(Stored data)
## Start
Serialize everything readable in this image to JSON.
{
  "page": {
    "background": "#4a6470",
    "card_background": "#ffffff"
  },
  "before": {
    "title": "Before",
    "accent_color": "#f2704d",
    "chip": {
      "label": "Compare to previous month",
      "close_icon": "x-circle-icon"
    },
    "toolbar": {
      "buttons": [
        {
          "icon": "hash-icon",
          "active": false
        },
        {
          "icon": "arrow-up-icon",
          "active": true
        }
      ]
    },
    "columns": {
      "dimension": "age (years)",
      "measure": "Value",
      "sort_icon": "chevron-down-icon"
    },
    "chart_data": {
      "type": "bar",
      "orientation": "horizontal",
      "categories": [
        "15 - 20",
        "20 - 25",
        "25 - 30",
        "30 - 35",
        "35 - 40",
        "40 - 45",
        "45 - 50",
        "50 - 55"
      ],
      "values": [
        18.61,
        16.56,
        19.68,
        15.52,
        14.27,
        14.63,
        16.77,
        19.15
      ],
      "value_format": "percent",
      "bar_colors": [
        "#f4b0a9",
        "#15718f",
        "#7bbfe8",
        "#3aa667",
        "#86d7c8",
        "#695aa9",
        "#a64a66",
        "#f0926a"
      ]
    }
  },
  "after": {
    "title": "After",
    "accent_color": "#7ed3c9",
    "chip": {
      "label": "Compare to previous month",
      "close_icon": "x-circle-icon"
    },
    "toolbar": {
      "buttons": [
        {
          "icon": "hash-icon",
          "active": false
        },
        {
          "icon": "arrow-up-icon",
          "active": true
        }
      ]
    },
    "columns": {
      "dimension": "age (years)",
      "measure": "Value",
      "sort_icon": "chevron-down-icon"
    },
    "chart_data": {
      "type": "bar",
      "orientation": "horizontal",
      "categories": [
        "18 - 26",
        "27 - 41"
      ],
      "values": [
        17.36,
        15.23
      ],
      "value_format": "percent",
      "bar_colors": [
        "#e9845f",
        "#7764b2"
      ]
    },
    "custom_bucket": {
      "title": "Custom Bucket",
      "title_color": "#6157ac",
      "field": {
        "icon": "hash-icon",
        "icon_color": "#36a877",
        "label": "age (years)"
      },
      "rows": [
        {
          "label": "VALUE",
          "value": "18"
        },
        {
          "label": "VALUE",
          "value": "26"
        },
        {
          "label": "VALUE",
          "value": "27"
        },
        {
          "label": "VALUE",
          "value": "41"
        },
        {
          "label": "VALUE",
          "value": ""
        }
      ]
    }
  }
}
## End
- BRIEF -
Transcribe the full listing above without leaving anything out.

- EXERCISE RESPONSE -
Serialize everything readable in this image to JSON.
{
  "page": {
    "background": "#4a6470",
    "card_background": "#ffffff"
  },
  "before": {
    "title": "Before",
    "accent_color": "#f2704d",
    "chip": {
      "label": "Compare to previous month",
      "close_icon": "x-circle-icon"
    },
    "toolbar": {
      "buttons": [
        {
          "icon": "hash-icon",
          "active": false
        },
        {
          "icon": "arrow-up-icon",
          "active": true
        }
      ]
    },
    "columns": {
      "dimension": "age (years)",
      "measure": "Value",
      "sort_icon": "chevron-down-icon"
    },
    "chart_data": {
      "type": "bar",
      "orientation": "horizontal",
      "categories": [
        "15 - 20",
        "20 - 25",
        "25 - 30",
        "30 - 35",
        "35 - 40",
        "40 - 45",
        "45 - 50",
        "50 - 55"
      ],
      "values": [
        18.61,
        16.56,
        19.68,
        15.52,
        14.27,
        14.63,
        16.77,
        19.15
      ],
      "value_format": "percent",
      "bar_colors": [
        "#f4b0a9",
        "#15718f",
        "#7bbfe8",
        "#3aa667",
        "#86d7c8",
        "#695aa9",
        "#a64a66",
        "#f0926a"
      ]
    }
  },
  "after": {
    "title": "After",
    "accent_color": "#7ed3c9",
    "chip": {
      "label": "Compare to previous month",
      "close_icon": "x-circle-icon"
    },
    "toolbar": {
      "buttons": [
        {
          "icon": "hash-icon",
          "active": false
        },
        {
          "icon": "arrow-up-icon",
          "active": true
        }
      ]
    },
    "columns": {
      "dimension": "age (years)",
      "measure": "Value",
      "sort_icon": "chevron-down-icon"
    },
    "chart_data": {
      "type": "bar",
      "orientation": "horizontal",
      "categories": [
        "18 - 26",
        "27 - 41"
      ],
      "values": [
        17.36,
        15.23
      ],
      "value_format": "percent",
      "bar_colors": [
        "#e9845f",
        "#7764b2"
      ]
    },
    "custom_bucket": {
      "title": "Custom Bucket",
      "title_color": "#6157ac",
      "field": {
        "icon": "hash-icon",
        "icon_color": "#36a877",
        "label": "age (years)"
      },
      "rows": [
        {
          "label": "VALUE",
          "value": "18"
        },
        {
          "label": "VALUE",
          "value": "26"
        },
        {
          "label": "VALUE",
          "value": "27"
        },
        {
          "label": "VALUE",
          "value": "41"
        },
        {
          "label": "VALUE",
          "value": ""
        }
      ]
    }
  }
}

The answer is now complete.